• TASK DETAILS:
State how many lines in the entries below contain "quanto". Write nothing but the number.

[Stored records]
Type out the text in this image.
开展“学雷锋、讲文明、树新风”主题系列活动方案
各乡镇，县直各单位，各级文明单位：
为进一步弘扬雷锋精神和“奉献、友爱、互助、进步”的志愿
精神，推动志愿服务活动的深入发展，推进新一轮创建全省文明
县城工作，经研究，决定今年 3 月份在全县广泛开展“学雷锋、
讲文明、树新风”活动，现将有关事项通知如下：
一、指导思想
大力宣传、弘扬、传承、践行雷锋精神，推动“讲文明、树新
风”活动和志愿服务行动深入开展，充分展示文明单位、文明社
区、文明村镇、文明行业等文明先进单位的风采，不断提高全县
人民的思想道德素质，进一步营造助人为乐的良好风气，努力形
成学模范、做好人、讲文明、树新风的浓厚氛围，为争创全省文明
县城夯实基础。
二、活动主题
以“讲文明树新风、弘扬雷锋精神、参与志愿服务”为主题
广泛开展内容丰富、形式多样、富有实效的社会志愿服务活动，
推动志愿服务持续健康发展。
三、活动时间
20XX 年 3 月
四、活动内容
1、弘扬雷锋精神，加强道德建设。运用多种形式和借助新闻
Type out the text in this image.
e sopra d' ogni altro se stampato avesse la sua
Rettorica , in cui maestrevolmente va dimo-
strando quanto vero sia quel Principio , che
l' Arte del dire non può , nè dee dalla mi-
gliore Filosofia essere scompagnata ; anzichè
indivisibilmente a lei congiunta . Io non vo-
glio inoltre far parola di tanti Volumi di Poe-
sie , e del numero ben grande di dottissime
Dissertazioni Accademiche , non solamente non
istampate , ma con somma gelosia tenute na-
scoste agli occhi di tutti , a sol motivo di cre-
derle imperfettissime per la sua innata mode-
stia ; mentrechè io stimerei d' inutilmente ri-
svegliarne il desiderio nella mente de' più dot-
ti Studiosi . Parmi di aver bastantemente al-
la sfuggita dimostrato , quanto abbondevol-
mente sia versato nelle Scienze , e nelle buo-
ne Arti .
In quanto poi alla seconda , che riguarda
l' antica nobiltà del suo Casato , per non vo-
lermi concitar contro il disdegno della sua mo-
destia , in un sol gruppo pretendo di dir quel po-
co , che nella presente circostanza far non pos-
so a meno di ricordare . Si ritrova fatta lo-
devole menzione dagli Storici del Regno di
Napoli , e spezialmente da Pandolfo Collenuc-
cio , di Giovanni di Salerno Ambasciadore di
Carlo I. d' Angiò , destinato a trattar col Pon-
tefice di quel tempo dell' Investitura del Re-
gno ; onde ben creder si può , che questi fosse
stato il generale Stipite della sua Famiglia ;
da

• RESPONSE BELOW:
3